■ PROBLEM TO SOLVE ■
Transcribe all of the material below word for word and leave out its pictures.

-- START OF EXCERPTED RECORDS --

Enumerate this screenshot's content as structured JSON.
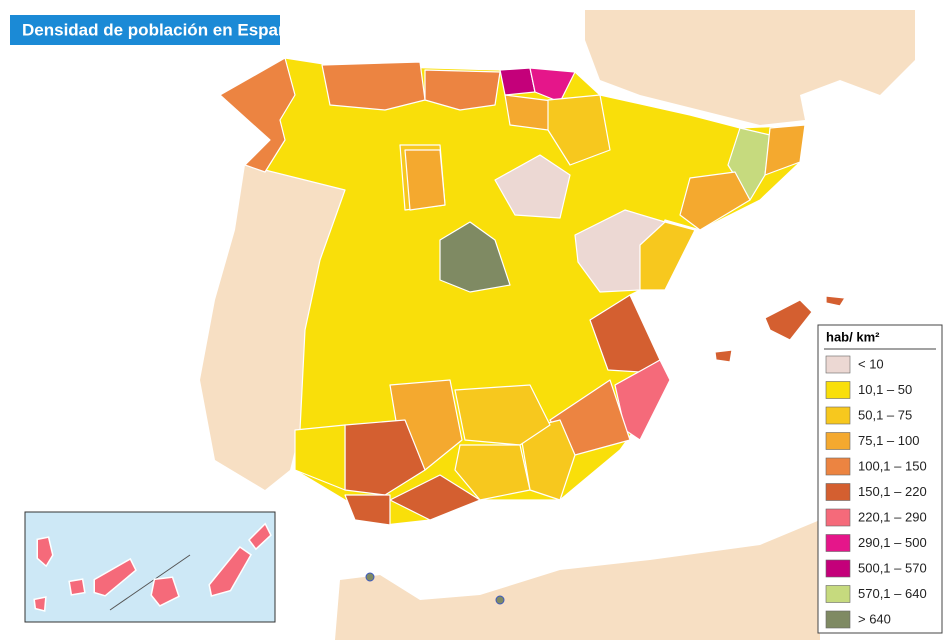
{
  "title": "Densidad de población en España",
  "legend": {
    "title": "hab/ km²",
    "items": [
      {
        "label": "< 10",
        "color": "#ecd8d3"
      },
      {
        "label": "10,1 – 50",
        "color": "#f9df0a"
      },
      {
        "label": "50,1 – 75",
        "color": "#f7c81e"
      },
      {
        "label": "75,1 – 100",
        "color": "#f4a92f"
      },
      {
        "label": "100,1 – 150",
        "color": "#ec8441"
      },
      {
        "label": "150,1 – 220",
        "color": "#d45f30"
      },
      {
        "label": "220,1 – 290",
        "color": "#f56a7a"
      },
      {
        "label": "290,1 – 500",
        "color": "#e5168a"
      },
      {
        "label": "500,1 – 570",
        "color": "#c4007a"
      },
      {
        "label": "570,1 – 640",
        "color": "#c6da7e"
      },
      {
        "label": "> 640",
        "color": "#7f8a63"
      }
    ]
  }
}
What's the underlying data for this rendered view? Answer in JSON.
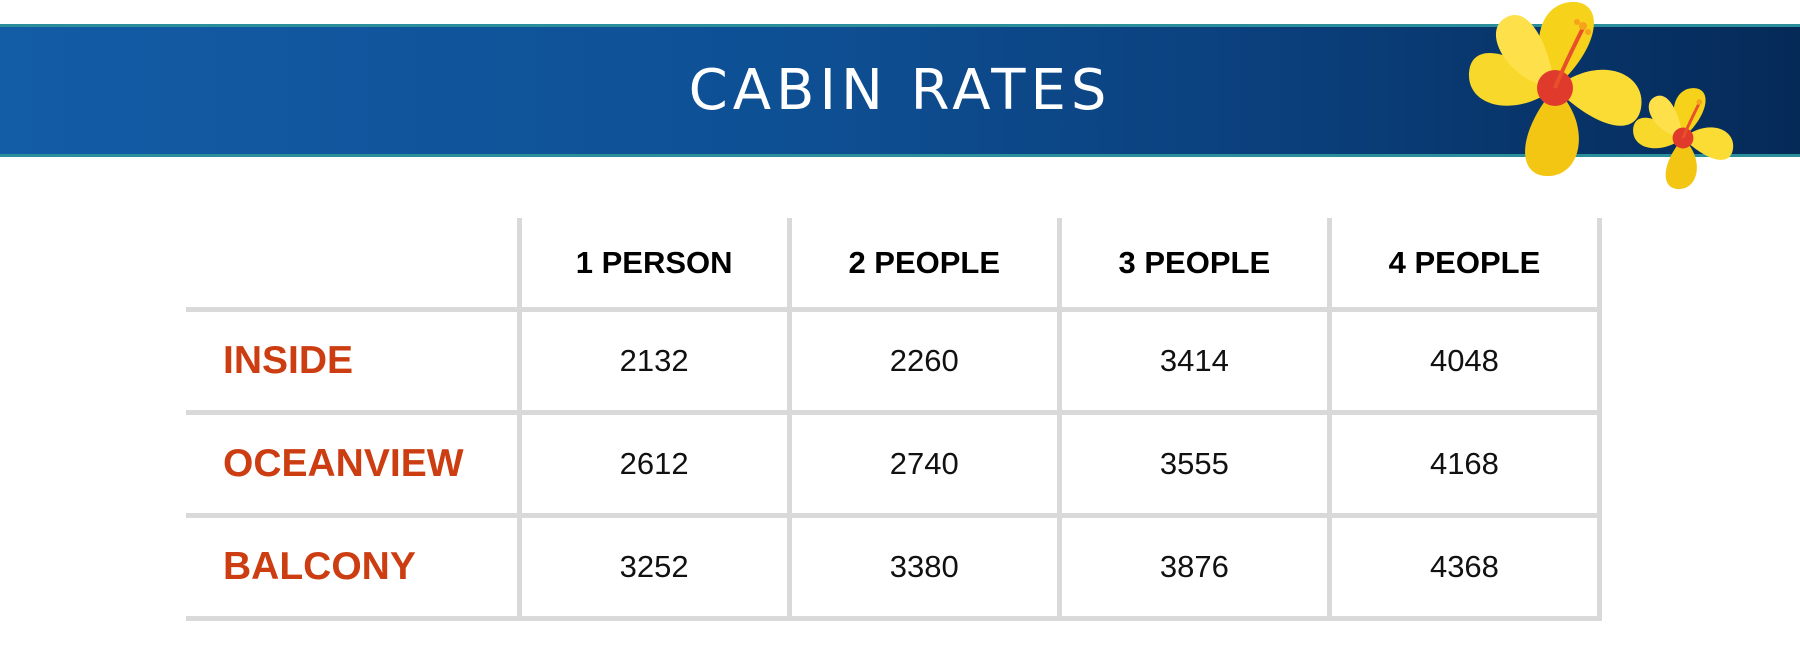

-- END OF EXCERPTED RECORDS --

■ REPLY TO THE TASK ■
Enumerate this screenshot's content as structured JSON.
{
  "title": "Densidad de población en España",
  "legend": {
    "title": "hab/ km²",
    "items": [
      {
        "label": "< 10",
        "color": "#ecd8d3"
      },
      {
        "label": "10,1 – 50",
        "color": "#f9df0a"
      },
      {
        "label": "50,1 – 75",
        "color": "#f7c81e"
      },
      {
        "label": "75,1 – 100",
        "color": "#f4a92f"
      },
      {
        "label": "100,1 – 150",
        "color": "#ec8441"
      },
      {
        "label": "150,1 – 220",
        "color": "#d45f30"
      },
      {
        "label": "220,1 – 290",
        "color": "#f56a7a"
      },
      {
        "label": "290,1 – 500",
        "color": "#e5168a"
      },
      {
        "label": "500,1 – 570",
        "color": "#c4007a"
      },
      {
        "label": "570,1 – 640",
        "color": "#c6da7e"
      },
      {
        "label": "> 640",
        "color": "#7f8a63"
      }
    ]
  }
}
What's the underlying data for this rendered view? Answer in JSON.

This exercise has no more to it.